**RECORDED INFORMATION:**
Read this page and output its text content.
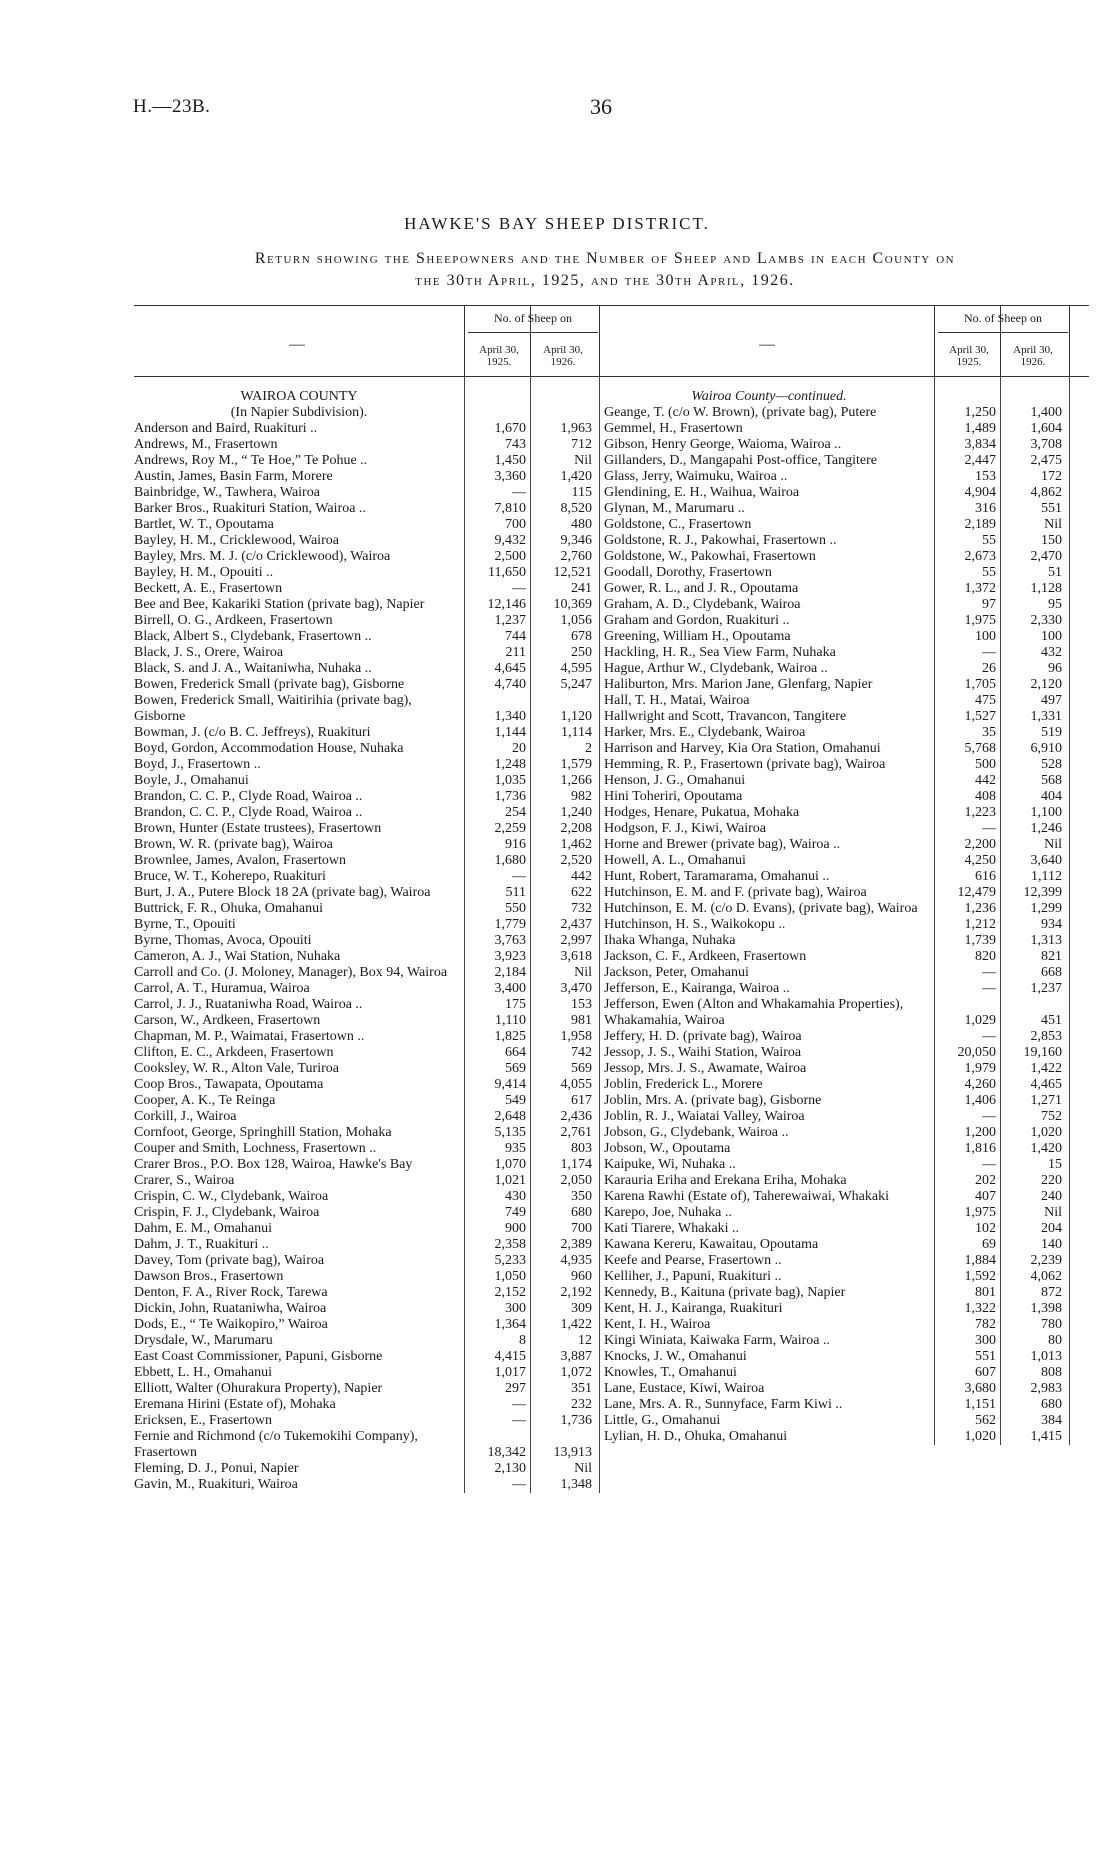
H.—23B.	36
HAWKE'S BAY SHEEP DISTRICT.
Return showing the Sheepowners and the Number of Sheep and Lambs in each County on
the 30th April, 1925, and the 30th April, 1926.
—
No. of Sheep on
April 30, 1925.
April 30, 1926.
WAIROA COUNTY
(In Napier Subdivision).
Anderson and Baird, Ruakituri ..	1,670	1,963
Andrews, M., Frasertown	743	712
Andrews, Roy M., “ Te Hoe,” Te Pohue ..	1,450	Nil
Austin, James, Basin Farm, Morere	3,360	1,420
Bainbridge, W., Tawhera, Wairoa	—	115
Barker Bros., Ruakituri Station, Wairoa ..	7,810	8,520
Bartlet, W. T., Opoutama	700	480
Bayley, H. M., Cricklewood, Wairoa	9,432	9,346
Bayley, Mrs. M. J. (c/o Cricklewood), Wairoa	2,500	2,760
Bayley, H. M., Opouiti ..	11,650	12,521
Beckett, A. E., Frasertown	—	241
Bee and Bee, Kakariki Station (private bag), Napier	12,146	10,369
Birrell, O. G., Ardkeen, Frasertown	1,237	1,056
Black, Albert S., Clydebank, Frasertown ..	744	678
Black, J. S., Orere, Wairoa	211	250
Black, S. and J. A., Waitaniwha, Nuhaka ..	4,645	4,595
Bowen, Frederick Small (private bag), Gisborne	4,740	5,247
Bowen, Frederick Small, Waitirihia (private bag), Gisborne	1,340	1,120
Bowman, J. (c/o B. C. Jeffreys), Ruakituri	1,144	1,114
Boyd, Gordon, Accommodation House, Nuhaka	20	2
Boyd, J., Frasertown ..	1,248	1,579
Boyle, J., Omahanui	1,035	1,266
Brandon, C. C. P., Clyde Road, Wairoa ..	1,736	982
Brandon, C. C. P., Clyde Road, Wairoa ..	254	1,240
Brown, Hunter (Estate trustees), Frasertown	2,259	2,208
Brown, W. R. (private bag), Wairoa	916	1,462
Brownlee, James, Avalon, Frasertown	1,680	2,520
Bruce, W. T., Koherepo, Ruakituri	—	442
Burt, J. A., Putere Block 18 2A (private bag), Wairoa	511	622
Buttrick, F. R., Ohuka, Omahanui	550	732
Byrne, T., Opouiti	1,779	2,437
Byrne, Thomas, Avoca, Opouiti	3,763	2,997
Cameron, A. J., Wai Station, Nuhaka	3,923	3,618
Carroll and Co. (J. Moloney, Manager), Box 94, Wairoa	2,184	Nil
Carrol, A. T., Huramua, Wairoa	3,400	3,470
Carrol, J. J., Ruataniwha Road, Wairoa ..	175	153
Carson, W., Ardkeen, Frasertown	1,110	981
Chapman, M. P., Waimatai, Frasertown ..	1,825	1,958
Clifton, E. C., Arkdeen, Frasertown	664	742
Cooksley, W. R., Alton Vale, Turiroa	569	569
Coop Bros., Tawapata, Opoutama	9,414	4,055
Cooper, A. K., Te Reinga	549	617
Corkill, J., Wairoa	2,648	2,436
Cornfoot, George, Springhill Station, Mohaka	5,135	2,761
Couper and Smith, Lochness, Frasertown ..	935	803
Crarer Bros., P.O. Box 128, Wairoa, Hawke's Bay	1,070	1,174
Crarer, S., Wairoa	1,021	2,050
Crispin, C. W., Clydebank, Wairoa	430	350
Crispin, F. J., Clydebank, Wairoa	749	680
Dahm, E. M., Omahanui	900	700
Dahm, J. T., Ruakituri ..	2,358	2,389
Davey, Tom (private bag), Wairoa	5,233	4,935
Dawson Bros., Frasertown	1,050	960
Denton, F. A., River Rock, Tarewa	2,152	2,192
Dickin, John, Ruataniwha, Wairoa	300	309
Dods, E., “ Te Waikopiro,” Wairoa	1,364	1,422
Drysdale, W., Marumaru	8	12
East Coast Commissioner, Papuni, Gisborne	4,415	3,887
Ebbett, L. H., Omahanui	1,017	1,072
Elliott, Walter (Ohurakura Property), Napier	297	351
Eremana Hirini (Estate of), Mohaka	—	232
Ericksen, E., Frasertown	—	1,736
Fernie and Richmond (c/o Tukemokihi Company), Frasertown	18,342	13,913
Fleming, D. J., Ponui, Napier	2,130	Nil
Gavin, M., Ruakituri, Wairoa	—	1,348
—
No. of Sheep on
April 30, 1925.
April 30, 1926.
Wairoa County—continued.
Geange, T. (c/o W. Brown), (private bag), Putere	1,250	1,400
Gemmel, H., Frasertown	1,489	1,604
Gibson, Henry George, Waioma, Wairoa ..	3,834	3,708
Gillanders, D., Mangapahi Post-office, Tangitere	2,447	2,475
Glass, Jerry, Waimuku, Wairoa ..	153	172
Glendining, E. H., Waihua, Wairoa	4,904	4,862
Glynan, M., Marumaru ..	316	551
Goldstone, C., Frasertown	2,189	Nil
Goldstone, R. J., Pakowhai, Frasertown ..	55	150
Goldstone, W., Pakowhai, Frasertown	2,673	2,470
Goodall, Dorothy, Frasertown	55	51
Gower, R. L., and J. R., Opoutama	1,372	1,128
Graham, A. D., Clydebank, Wairoa	97	95
Graham and Gordon, Ruakituri ..	1,975	2,330
Greening, William H., Opoutama	100	100
Hackling, H. R., Sea View Farm, Nuhaka	—	432
Hague, Arthur W., Clydebank, Wairoa ..	26	96
Haliburton, Mrs. Marion Jane, Glenfarg, Napier	1,705	2,120
Hall, T. H., Matai, Wairoa	475	497
Hallwright and Scott, Travancon, Tangitere	1,527	1,331
Harker, Mrs. E., Clydebank, Wairoa	35	519
Harrison and Harvey, Kia Ora Station, Omahanui	5,768	6,910
Hemming, R. P., Frasertown (private bag), Wairoa	500	528
Henson, J. G., Omahanui	442	568
Hini Toheriri, Opoutama	408	404
Hodges, Henare, Pukatua, Mohaka	1,223	1,100
Hodgson, F. J., Kiwi, Wairoa	—	1,246
Horne and Brewer (private bag), Wairoa ..	2,200	Nil
Howell, A. L., Omahanui	4,250	3,640
Hunt, Robert, Taramarama, Omahanui ..	616	1,112
Hutchinson, E. M. and F. (private bag), Wairoa	12,479	12,399
Hutchinson, E. M. (c/o D. Evans), (private bag), Wairoa	1,236	1,299
Hutchinson, H. S., Waikokopu ..	1,212	934
Ihaka Whanga, Nuhaka	1,739	1,313
Jackson, C. F., Ardkeen, Frasertown	820	821
Jackson, Peter, Omahanui	—	668
Jefferson, E., Kairanga, Wairoa ..	—	1,237
Jefferson, Ewen (Alton and Whakamahia Properties), Whakamahia, Wairoa	1,029	451
Jeffery, H. D. (private bag), Wairoa	—	2,853
Jessop, J. S., Waihi Station, Wairoa	20,050	19,160
Jessop, Mrs. J. S., Awamate, Wairoa	1,979	1,422
Joblin, Frederick L., Morere	4,260	4,465
Joblin, Mrs. A. (private bag), Gisborne	1,406	1,271
Joblin, R. J., Waiatai Valley, Wairoa	—	752
Jobson, G., Clydebank, Wairoa ..	1,200	1,020
Jobson, W., Opoutama	1,816	1,420
Kaipuke, Wi, Nuhaka ..	—	15
Karauria Eriha and Erekana Eriha, Mohaka	202	220
Karena Rawhi (Estate of), Taherewaiwai, Whakaki	407	240
Karepo, Joe, Nuhaka ..	1,975	Nil
Kati Tiarere, Whakaki ..	102	204
Kawana Kereru, Kawaitau, Opoutama	69	140
Keefe and Pearse, Frasertown ..	1,884	2,239
Kelliher, J., Papuni, Ruakituri ..	1,592	4,062
Kennedy, B., Kaituna (private bag), Napier	801	872
Kent, H. J., Kairanga, Ruakituri	1,322	1,398
Kent, I. H., Wairoa	782	780
Kingi Winiata, Kaiwaka Farm, Wairoa ..	300	80
Knocks, J. W., Omahanui	551	1,013
Knowles, T., Omahanui	607	808
Lane, Eustace, Kiwi, Wairoa	3,680	2,983
Lane, Mrs. A. R., Sunnyface, Farm Kiwi ..	1,151	680
Little, G., Omahanui	562	384
Lylian, H. D., Ohuka, Omahanui	1,020	1,415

**WHAT TO WORK ON:** Leave out every line without the string "Crispin" and copy the rest.

**SOLUTION TO THIS TASK:**
Crispin, C. W., Clydebank, Wairoa	430	350
Crispin, F. J., Clydebank, Wairoa	749	680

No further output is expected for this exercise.